#### Exercise input:
=====
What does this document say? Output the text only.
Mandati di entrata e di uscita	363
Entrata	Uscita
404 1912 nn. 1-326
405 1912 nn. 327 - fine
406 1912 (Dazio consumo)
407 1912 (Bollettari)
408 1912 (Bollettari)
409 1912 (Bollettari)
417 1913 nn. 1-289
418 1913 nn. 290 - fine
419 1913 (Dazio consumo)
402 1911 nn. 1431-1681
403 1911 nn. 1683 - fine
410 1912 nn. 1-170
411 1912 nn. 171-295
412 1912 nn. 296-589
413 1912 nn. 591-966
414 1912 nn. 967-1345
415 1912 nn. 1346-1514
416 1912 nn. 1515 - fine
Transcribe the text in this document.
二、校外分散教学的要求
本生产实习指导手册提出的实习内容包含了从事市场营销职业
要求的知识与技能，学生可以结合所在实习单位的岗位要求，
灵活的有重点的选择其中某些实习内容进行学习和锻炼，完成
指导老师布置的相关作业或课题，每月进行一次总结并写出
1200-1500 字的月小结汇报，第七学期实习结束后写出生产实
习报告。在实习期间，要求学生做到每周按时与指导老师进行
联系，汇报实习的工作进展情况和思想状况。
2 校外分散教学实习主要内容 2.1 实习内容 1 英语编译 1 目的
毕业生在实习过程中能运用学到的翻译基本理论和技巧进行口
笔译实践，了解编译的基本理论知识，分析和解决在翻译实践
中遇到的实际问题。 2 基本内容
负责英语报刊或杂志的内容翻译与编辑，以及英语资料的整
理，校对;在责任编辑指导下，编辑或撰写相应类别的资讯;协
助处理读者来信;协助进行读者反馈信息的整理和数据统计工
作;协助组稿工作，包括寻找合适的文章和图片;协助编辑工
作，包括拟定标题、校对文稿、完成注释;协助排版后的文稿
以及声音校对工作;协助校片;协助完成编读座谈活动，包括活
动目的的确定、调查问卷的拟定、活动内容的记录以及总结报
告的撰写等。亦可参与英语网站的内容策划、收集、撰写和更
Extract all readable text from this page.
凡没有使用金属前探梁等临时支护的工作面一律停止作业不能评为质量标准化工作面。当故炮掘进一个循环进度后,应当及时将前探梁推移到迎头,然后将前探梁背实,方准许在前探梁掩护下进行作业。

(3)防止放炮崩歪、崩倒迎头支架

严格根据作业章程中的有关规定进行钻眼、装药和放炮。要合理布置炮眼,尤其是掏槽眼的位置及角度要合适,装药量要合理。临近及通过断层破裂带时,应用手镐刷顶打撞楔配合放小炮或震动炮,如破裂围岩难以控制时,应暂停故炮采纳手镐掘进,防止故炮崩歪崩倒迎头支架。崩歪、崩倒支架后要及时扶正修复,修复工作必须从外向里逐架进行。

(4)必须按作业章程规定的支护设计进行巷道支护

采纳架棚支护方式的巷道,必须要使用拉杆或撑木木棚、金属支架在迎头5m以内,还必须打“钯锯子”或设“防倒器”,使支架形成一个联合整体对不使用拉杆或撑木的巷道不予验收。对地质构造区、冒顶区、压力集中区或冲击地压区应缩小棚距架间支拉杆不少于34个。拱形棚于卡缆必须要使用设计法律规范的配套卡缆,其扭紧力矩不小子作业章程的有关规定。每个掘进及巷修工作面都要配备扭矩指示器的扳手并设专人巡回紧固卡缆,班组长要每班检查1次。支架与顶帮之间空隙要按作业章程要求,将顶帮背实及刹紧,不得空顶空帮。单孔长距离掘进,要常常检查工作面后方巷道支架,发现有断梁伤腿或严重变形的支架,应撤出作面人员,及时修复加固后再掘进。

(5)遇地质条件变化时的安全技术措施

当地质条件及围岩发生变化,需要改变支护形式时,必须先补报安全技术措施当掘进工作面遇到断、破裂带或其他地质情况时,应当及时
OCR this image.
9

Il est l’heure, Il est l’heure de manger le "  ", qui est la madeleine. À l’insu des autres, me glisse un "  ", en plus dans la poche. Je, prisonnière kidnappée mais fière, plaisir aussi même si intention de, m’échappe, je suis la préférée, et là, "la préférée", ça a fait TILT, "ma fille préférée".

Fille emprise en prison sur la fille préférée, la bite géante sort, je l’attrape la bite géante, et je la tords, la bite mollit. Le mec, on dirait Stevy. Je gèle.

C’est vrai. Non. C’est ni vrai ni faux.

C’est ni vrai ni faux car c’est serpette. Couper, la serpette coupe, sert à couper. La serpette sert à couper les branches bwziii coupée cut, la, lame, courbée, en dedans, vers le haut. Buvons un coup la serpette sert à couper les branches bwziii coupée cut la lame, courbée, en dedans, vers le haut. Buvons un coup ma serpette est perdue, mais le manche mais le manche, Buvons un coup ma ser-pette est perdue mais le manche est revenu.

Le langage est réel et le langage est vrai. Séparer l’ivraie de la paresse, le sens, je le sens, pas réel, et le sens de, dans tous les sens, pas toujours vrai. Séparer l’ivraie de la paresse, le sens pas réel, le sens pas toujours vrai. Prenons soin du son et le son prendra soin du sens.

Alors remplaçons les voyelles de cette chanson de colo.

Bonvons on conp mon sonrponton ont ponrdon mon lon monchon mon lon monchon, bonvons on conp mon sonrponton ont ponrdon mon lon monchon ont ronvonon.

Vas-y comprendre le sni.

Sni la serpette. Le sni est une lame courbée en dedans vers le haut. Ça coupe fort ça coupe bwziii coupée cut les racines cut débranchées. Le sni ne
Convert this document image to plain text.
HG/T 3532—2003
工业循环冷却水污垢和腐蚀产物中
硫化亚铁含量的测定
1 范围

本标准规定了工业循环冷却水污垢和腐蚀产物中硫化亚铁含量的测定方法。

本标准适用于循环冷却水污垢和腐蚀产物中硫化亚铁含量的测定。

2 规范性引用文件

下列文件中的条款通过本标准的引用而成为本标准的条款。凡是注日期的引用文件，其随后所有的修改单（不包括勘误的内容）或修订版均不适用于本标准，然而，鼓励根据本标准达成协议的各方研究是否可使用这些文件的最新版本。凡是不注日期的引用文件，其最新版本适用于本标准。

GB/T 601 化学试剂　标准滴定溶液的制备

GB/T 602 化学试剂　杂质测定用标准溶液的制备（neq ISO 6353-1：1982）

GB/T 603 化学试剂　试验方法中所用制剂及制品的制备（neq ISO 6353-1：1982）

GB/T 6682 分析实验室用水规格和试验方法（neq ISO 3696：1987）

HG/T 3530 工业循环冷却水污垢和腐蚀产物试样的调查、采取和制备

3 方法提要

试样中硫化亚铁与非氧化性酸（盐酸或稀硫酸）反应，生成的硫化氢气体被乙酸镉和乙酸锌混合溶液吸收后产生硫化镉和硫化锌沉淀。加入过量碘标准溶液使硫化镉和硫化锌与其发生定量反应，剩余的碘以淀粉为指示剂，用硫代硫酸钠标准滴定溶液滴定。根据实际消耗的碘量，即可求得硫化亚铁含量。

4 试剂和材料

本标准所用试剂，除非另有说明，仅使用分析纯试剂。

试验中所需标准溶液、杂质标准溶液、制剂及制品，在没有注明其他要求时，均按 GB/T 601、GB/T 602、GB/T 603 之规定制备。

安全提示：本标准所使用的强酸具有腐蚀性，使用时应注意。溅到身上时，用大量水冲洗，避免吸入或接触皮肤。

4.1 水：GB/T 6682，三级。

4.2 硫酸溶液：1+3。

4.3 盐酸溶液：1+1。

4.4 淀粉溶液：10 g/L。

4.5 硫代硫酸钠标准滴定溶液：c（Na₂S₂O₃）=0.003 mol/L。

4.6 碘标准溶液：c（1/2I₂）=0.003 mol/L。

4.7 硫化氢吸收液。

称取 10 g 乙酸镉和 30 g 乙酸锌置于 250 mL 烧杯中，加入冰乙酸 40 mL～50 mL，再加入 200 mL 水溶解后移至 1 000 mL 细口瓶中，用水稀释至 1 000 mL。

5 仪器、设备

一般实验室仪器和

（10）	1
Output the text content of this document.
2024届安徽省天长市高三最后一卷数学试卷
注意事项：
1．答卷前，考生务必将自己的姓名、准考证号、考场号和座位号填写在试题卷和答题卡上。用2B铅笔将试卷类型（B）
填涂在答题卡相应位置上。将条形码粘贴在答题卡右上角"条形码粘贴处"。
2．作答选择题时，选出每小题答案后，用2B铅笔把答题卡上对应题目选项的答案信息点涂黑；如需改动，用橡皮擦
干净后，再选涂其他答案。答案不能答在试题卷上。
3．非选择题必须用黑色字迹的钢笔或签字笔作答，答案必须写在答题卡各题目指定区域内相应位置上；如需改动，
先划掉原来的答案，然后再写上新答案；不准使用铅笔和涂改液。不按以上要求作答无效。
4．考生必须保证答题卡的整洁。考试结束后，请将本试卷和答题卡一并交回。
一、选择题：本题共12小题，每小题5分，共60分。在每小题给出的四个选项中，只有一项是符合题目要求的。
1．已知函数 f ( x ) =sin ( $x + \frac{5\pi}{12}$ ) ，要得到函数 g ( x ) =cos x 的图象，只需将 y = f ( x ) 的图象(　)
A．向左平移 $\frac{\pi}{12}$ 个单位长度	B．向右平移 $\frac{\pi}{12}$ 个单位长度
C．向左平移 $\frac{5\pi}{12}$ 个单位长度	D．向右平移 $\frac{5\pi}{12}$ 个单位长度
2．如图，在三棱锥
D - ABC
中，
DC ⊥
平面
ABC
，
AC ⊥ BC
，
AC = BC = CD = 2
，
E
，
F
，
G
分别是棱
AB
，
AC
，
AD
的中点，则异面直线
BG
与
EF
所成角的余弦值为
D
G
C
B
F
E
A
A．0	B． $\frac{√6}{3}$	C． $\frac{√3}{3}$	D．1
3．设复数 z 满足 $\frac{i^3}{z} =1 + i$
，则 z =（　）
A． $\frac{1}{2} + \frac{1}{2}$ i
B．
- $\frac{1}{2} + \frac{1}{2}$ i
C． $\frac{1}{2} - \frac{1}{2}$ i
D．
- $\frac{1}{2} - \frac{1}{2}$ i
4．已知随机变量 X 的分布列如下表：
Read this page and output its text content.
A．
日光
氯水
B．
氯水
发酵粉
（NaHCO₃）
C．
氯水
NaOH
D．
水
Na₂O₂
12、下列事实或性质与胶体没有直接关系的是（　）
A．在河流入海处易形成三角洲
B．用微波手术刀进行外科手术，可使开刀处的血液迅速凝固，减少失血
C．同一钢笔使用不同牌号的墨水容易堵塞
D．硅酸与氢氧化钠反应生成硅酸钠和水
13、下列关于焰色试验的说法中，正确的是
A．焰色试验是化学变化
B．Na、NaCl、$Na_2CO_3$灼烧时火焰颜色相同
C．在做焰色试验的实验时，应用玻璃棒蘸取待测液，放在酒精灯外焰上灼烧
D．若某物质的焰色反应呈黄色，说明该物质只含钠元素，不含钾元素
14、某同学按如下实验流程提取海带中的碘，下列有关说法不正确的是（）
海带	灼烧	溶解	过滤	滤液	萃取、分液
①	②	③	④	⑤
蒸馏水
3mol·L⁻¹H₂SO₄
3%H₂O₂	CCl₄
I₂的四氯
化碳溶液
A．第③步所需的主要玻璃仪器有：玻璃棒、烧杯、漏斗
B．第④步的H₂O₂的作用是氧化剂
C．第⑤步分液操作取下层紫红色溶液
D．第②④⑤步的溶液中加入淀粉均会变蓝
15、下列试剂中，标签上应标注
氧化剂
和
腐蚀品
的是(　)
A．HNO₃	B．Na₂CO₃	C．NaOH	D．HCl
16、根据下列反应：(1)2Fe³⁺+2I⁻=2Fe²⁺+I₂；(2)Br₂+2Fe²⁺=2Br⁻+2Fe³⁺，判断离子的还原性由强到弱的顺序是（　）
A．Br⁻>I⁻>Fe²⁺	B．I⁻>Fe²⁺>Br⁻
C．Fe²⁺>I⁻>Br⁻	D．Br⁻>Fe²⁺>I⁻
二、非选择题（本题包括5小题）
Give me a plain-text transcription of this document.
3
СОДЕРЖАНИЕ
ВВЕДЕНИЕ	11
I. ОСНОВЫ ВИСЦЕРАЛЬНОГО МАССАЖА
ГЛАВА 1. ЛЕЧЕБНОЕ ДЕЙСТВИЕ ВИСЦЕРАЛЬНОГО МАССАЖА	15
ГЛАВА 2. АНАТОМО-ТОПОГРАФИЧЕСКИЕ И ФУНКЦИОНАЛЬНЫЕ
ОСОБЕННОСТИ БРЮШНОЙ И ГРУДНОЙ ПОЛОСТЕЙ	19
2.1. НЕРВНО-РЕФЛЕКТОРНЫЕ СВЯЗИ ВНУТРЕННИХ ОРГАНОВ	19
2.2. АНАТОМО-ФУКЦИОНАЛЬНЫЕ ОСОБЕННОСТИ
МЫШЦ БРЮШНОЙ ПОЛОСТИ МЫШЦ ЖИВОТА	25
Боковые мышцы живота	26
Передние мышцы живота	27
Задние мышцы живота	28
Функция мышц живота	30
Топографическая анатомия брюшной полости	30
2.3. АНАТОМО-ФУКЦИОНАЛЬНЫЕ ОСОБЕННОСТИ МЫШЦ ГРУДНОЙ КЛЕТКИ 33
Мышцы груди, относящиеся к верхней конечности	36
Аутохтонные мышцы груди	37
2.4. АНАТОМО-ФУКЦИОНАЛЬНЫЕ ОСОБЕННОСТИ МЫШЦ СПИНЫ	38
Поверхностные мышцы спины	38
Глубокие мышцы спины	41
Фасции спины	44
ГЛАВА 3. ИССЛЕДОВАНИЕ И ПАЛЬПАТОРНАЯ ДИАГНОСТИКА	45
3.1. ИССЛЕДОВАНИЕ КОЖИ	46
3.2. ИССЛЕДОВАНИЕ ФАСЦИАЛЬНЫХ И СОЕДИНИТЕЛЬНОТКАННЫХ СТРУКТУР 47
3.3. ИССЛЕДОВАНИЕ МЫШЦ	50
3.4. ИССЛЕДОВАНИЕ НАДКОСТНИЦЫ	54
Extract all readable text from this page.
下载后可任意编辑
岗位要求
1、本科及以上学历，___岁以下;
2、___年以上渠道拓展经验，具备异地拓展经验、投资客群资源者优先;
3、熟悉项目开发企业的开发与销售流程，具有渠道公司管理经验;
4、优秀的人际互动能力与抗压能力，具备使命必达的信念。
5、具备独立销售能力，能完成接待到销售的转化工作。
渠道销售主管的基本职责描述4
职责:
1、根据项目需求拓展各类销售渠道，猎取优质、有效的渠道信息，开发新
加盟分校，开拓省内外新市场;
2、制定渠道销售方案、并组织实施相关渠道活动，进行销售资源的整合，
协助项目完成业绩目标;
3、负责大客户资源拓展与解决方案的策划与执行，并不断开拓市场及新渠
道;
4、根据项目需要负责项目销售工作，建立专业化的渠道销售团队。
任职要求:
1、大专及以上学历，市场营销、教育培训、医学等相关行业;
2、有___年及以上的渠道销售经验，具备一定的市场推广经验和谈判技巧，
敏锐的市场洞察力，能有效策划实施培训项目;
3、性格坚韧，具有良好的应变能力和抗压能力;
=====
#### Exercise brief:
Where a line of the entries contains the word "АНАТОМО", copy that line.

#### Answer to this task:
ГЛАВА 2. АНАТОМО-ТОПОГРАФИЧЕСКИЕ И ФУНКЦИОНАЛЬНЫЕ
2.2. АНАТОМО-ФУКЦИОНАЛЬНЫЕ ОСОБЕННОСТИ
2.3. АНАТОМО-ФУКЦИОНАЛЬНЫЕ ОСОБЕННОСТИ МЫШЦ ГРУДНОЙ КЛЕТКИ 33
2.4. АНАТОМО-ФУКЦИОНАЛЬНЫЕ ОСОБЕННОСТИ МЫШЦ СПИНЫ	38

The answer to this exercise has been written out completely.